EXERCISE DETAILS: Each record must be retyped in full. No character may differ.

*** ENTRIES PROVIDED ***

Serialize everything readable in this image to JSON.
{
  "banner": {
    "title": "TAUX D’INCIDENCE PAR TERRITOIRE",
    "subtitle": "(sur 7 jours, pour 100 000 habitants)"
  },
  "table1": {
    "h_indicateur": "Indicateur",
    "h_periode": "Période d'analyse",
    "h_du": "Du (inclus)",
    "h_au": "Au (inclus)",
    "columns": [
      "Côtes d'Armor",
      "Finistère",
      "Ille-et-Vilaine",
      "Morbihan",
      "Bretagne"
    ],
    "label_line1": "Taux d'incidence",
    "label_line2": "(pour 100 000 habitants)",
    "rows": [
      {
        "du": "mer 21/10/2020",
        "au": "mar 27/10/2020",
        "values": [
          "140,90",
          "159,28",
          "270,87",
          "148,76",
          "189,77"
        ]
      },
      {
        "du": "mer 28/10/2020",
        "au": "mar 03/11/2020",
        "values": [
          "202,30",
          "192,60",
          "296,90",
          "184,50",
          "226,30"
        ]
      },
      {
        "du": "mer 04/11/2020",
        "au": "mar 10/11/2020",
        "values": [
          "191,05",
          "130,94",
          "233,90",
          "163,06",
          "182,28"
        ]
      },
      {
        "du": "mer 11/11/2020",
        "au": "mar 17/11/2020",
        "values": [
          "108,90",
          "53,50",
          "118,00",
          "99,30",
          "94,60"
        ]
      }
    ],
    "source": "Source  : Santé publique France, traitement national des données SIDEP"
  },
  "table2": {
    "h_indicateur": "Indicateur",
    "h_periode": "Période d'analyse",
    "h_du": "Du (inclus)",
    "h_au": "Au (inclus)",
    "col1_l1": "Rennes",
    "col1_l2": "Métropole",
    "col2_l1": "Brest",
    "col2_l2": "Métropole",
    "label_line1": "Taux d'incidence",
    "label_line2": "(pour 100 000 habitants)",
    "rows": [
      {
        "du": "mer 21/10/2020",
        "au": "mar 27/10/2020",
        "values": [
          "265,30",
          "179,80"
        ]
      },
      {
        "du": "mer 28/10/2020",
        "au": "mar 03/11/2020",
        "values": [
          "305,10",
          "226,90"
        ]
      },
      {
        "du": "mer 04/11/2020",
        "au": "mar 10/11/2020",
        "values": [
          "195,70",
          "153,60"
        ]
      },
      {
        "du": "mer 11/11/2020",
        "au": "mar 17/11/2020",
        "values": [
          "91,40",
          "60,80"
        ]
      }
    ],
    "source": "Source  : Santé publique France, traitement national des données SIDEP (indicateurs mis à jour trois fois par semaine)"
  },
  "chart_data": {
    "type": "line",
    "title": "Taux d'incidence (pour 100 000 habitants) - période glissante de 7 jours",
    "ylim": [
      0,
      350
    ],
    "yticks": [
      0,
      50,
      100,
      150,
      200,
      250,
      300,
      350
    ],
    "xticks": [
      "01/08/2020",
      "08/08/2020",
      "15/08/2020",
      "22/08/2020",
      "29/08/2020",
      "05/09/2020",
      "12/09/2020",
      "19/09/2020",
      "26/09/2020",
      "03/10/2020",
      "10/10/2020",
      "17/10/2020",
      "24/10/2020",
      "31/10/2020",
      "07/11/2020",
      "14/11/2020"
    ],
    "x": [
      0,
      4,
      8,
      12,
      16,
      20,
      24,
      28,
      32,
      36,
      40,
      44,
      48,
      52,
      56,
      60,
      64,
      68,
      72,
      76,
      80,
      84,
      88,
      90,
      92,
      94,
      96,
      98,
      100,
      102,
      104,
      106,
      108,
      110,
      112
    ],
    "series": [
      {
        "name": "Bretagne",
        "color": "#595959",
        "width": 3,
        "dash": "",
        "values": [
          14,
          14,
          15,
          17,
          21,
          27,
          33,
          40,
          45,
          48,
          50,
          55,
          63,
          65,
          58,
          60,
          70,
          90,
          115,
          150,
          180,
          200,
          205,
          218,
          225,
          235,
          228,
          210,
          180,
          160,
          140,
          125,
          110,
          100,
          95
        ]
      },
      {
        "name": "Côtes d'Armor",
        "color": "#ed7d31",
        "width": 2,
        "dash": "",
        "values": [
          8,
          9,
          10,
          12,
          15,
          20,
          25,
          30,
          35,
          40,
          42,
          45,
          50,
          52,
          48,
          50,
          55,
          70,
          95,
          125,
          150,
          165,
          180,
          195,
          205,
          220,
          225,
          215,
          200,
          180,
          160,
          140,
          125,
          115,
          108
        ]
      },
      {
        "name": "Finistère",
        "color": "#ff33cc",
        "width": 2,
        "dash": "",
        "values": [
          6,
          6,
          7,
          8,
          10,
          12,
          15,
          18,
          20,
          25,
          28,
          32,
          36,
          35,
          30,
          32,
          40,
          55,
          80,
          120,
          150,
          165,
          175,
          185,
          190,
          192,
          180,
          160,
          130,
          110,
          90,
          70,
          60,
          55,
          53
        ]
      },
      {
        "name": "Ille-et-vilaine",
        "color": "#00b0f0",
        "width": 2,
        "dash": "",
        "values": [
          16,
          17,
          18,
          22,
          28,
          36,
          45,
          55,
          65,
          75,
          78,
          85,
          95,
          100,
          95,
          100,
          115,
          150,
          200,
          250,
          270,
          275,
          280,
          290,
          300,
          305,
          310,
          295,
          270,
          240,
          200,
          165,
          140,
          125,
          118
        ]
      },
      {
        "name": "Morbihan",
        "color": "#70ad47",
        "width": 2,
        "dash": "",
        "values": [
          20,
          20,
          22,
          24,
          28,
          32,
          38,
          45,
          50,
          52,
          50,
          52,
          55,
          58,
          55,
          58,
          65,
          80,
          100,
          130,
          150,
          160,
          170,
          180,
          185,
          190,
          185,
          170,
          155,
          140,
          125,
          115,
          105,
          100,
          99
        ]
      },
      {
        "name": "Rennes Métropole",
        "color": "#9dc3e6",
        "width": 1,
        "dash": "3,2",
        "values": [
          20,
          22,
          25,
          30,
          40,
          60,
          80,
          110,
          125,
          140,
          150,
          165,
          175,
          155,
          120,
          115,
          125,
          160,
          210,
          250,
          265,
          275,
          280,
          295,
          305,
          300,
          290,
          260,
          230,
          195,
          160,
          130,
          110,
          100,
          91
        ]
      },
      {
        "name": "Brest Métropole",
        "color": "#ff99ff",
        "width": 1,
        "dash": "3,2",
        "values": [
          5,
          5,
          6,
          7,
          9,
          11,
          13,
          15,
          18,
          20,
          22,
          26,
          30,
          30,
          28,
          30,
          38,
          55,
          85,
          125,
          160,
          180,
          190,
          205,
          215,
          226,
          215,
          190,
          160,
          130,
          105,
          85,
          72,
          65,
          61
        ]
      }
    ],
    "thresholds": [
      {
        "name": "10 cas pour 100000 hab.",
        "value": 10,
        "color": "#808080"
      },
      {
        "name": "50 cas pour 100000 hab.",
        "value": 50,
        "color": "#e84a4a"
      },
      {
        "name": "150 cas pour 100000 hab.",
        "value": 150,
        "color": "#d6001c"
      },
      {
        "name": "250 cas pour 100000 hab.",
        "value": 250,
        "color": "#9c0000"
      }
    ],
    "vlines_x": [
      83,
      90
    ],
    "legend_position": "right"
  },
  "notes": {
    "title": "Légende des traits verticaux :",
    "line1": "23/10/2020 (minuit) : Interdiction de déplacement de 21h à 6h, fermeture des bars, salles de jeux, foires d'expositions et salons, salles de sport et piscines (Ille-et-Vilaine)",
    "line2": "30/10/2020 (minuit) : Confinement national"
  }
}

***

RESULT OF THIS TASK:
Serialize everything readable in this image to JSON.
{
  "banner": {
    "title": "TAUX D’INCIDENCE PAR TERRITOIRE",
    "subtitle": "(sur 7 jours, pour 100 000 habitants)"
  },
  "table1": {
    "h_indicateur": "Indicateur",
    "h_periode": "Période d'analyse",
    "h_du": "Du (inclus)",
    "h_au": "Au (inclus)",
    "columns": [
      "Côtes d'Armor",
      "Finistère",
      "Ille-et-Vilaine",
      "Morbihan",
      "Bretagne"
    ],
    "label_line1": "Taux d'incidence",
    "label_line2": "(pour 100 000 habitants)",
    "rows": [
      {
        "du": "mer 21/10/2020",
        "au": "mar 27/10/2020",
        "values": [
          "140,90",
          "159,28",
          "270,87",
          "148,76",
          "189,77"
        ]
      },
      {
        "du": "mer 28/10/2020",
        "au": "mar 03/11/2020",
        "values": [
          "202,30",
          "192,60",
          "296,90",
          "184,50",
          "226,30"
        ]
      },
      {
        "du": "mer 04/11/2020",
        "au": "mar 10/11/2020",
        "values": [
          "191,05",
          "130,94",
          "233,90",
          "163,06",
          "182,28"
        ]
      },
      {
        "du": "mer 11/11/2020",
        "au": "mar 17/11/2020",
        "values": [
          "108,90",
          "53,50",
          "118,00",
          "99,30",
          "94,60"
        ]
      }
    ],
    "source": "Source  : Santé publique France, traitement national des données SIDEP"
  },
  "table2": {
    "h_indicateur": "Indicateur",
    "h_periode": "Période d'analyse",
    "h_du": "Du (inclus)",
    "h_au": "Au (inclus)",
    "col1_l1": "Rennes",
    "col1_l2": "Métropole",
    "col2_l1": "Brest",
    "col2_l2": "Métropole",
    "label_line1": "Taux d'incidence",
    "label_line2": "(pour 100 000 habitants)",
    "rows": [
      {
        "du": "mer 21/10/2020",
        "au": "mar 27/10/2020",
        "values": [
          "265,30",
          "179,80"
        ]
      },
      {
        "du": "mer 28/10/2020",
        "au": "mar 03/11/2020",
        "values": [
          "305,10",
          "226,90"
        ]
      },
      {
        "du": "mer 04/11/2020",
        "au": "mar 10/11/2020",
        "values": [
          "195,70",
          "153,60"
        ]
      },
      {
        "du": "mer 11/11/2020",
        "au": "mar 17/11/2020",
        "values": [
          "91,40",
          "60,80"
        ]
      }
    ],
    "source": "Source  : Santé publique France, traitement national des données SIDEP (indicateurs mis à jour trois fois par semaine)"
  },
  "chart_data": {
    "type": "line",
    "title": "Taux d'incidence (pour 100 000 habitants) - période glissante de 7 jours",
    "ylim": [
      0,
      350
    ],
    "yticks": [
      0,
      50,
      100,
      150,
      200,
      250,
      300,
      350
    ],
    "xticks": [
      "01/08/2020",
      "08/08/2020",
      "15/08/2020",
      "22/08/2020",
      "29/08/2020",
      "05/09/2020",
      "12/09/2020",
      "19/09/2020",
      "26/09/2020",
      "03/10/2020",
      "10/10/2020",
      "17/10/2020",
      "24/10/2020",
      "31/10/2020",
      "07/11/2020",
      "14/11/2020"
    ],
    "x": [
      0,
      4,
      8,
      12,
      16,
      20,
      24,
      28,
      32,
      36,
      40,
      44,
      48,
      52,
      56,
      60,
      64,
      68,
      72,
      76,
      80,
      84,
      88,
      90,
      92,
      94,
      96,
      98,
      100,
      102,
      104,
      106,
      108,
      110,
      112
    ],
    "series": [
      {
        "name": "Bretagne",
        "color": "#595959",
        "width": 3,
        "dash": "",
        "values": [
          14,
          14,
          15,
          17,
          21,
          27,
          33,
          40,
          45,
          48,
          50,
          55,
          63,
          65,
          58,
          60,
          70,
          90,
          115,
          150,
          180,
          200,
          205,
          218,
          225,
          235,
          228,
          210,
          180,
          160,
          140,
          125,
          110,
          100,
          95
        ]
      },
      {
        "name": "Côtes d'Armor",
        "color": "#ed7d31",
        "width": 2,
        "dash": "",
        "values": [
          8,
          9,
          10,
          12,
          15,
          20,
          25,
          30,
          35,
          40,
          42,
          45,
          50,
          52,
          48,
          50,
          55,
          70,
          95,
          125,
          150,
          165,
          180,
          195,
          205,
          220,
          225,
          215,
          200,
          180,
          160,
          140,
          125,
          115,
          108
        ]
      },
      {
        "name": "Finistère",
        "color": "#ff33cc",
        "width": 2,
        "dash": "",
        "values": [
          6,
          6,
          7,
          8,
          10,
          12,
          15,
          18,
          20,
          25,
          28,
          32,
          36,
          35,
          30,
          32,
          40,
          55,
          80,
          120,
          150,
          165,
          175,
          185,
          190,
          192,
          180,
          160,
          130,
          110,
          90,
          70,
          60,
          55,
          53
        ]
      },
      {
        "name": "Ille-et-vilaine",
        "color": "#00b0f0",
        "width": 2,
        "dash": "",
        "values": [
          16,
          17,
          18,
          22,
          28,
          36,
          45,
          55,
          65,
          75,
          78,
          85,
          95,
          100,
          95,
          100,
          115,
          150,
          200,
          250,
          270,
          275,
          280,
          290,
          300,
          305,
          310,
          295,
          270,
          240,
          200,
          165,
          140,
          125,
          118
        ]
      },
      {
        "name": "Morbihan",
        "color": "#70ad47",
        "width": 2,
        "dash": "",
        "values": [
          20,
          20,
          22,
          24,
          28,
          32,
          38,
          45,
          50,
          52,
          50,
          52,
          55,
          58,
          55,
          58,
          65,
          80,
          100,
          130,
          150,
          160,
          170,
          180,
          185,
          190,
          185,
          170,
          155,
          140,
          125,
          115,
          105,
          100,
          99
        ]
      },
      {
        "name": "Rennes Métropole",
        "color": "#9dc3e6",
        "width": 1,
        "dash": "3,2",
        "values": [
          20,
          22,
          25,
          30,
          40,
          60,
          80,
          110,
          125,
          140,
          150,
          165,
          175,
          155,
          120,
          115,
          125,
          160,
          210,
          250,
          265,
          275,
          280,
          295,
          305,
          300,
          290,
          260,
          230,
          195,
          160,
          130,
          110,
          100,
          91
        ]
      },
      {
        "name": "Brest Métropole",
        "color": "#ff99ff",
        "width": 1,
        "dash": "3,2",
        "values": [
          5,
          5,
          6,
          7,
          9,
          11,
          13,
          15,
          18,
          20,
          22,
          26,
          30,
          30,
          28,
          30,
          38,
          55,
          85,
          125,
          160,
          180,
          190,
          205,
          215,
          226,
          215,
          190,
          160,
          130,
          105,
          85,
          72,
          65,
          61
        ]
      }
    ],
    "thresholds": [
      {
        "name": "10 cas pour 100000 hab.",
        "value": 10,
        "color": "#808080"
      },
      {
        "name": "50 cas pour 100000 hab.",
        "value": 50,
        "color": "#e84a4a"
      },
      {
        "name": "150 cas pour 100000 hab.",
        "value": 150,
        "color": "#d6001c"
      },
      {
        "name": "250 cas pour 100000 hab.",
        "value": 250,
        "color": "#9c0000"
      }
    ],
    "vlines_x": [
      83,
      90
    ],
    "legend_position": "right"
  },
  "notes": {
    "title": "Légende des traits verticaux :",
    "line1": "23/10/2020 (minuit) : Interdiction de déplacement de 21h à 6h, fermeture des bars, salles de jeux, foires d'expositions et salons, salles de sport et piscines (Ille-et-Vilaine)",
    "line2": "30/10/2020 (minuit) : Confinement national"
  }
}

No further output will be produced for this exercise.